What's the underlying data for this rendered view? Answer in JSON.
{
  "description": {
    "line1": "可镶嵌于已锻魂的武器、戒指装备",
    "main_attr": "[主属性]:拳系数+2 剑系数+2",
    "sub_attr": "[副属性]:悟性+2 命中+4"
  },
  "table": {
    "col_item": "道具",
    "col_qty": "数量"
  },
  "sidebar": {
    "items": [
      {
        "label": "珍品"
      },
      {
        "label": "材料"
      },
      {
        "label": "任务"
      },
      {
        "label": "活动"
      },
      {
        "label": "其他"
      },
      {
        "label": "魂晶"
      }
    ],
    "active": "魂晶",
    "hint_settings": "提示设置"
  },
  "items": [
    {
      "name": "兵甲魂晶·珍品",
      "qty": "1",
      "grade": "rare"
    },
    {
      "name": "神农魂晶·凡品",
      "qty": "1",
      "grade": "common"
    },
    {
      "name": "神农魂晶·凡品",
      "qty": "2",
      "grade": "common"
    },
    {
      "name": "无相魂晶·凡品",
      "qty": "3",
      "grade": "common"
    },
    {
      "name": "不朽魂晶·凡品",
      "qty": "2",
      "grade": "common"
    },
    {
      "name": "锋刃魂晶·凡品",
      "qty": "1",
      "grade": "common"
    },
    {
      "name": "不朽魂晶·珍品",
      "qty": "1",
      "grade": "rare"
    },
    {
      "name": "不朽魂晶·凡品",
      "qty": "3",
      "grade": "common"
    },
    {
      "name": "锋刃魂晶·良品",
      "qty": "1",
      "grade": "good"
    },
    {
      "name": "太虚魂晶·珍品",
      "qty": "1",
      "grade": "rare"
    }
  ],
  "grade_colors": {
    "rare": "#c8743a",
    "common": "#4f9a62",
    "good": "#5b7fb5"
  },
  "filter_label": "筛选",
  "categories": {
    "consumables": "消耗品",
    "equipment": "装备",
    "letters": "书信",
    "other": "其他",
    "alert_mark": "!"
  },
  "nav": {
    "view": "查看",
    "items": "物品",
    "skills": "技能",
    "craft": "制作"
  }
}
···
EXERCISE:
Check each line of the material above for "view" and say how many lines contain it, giving the number alone.

SOLVED EXERCISE:
2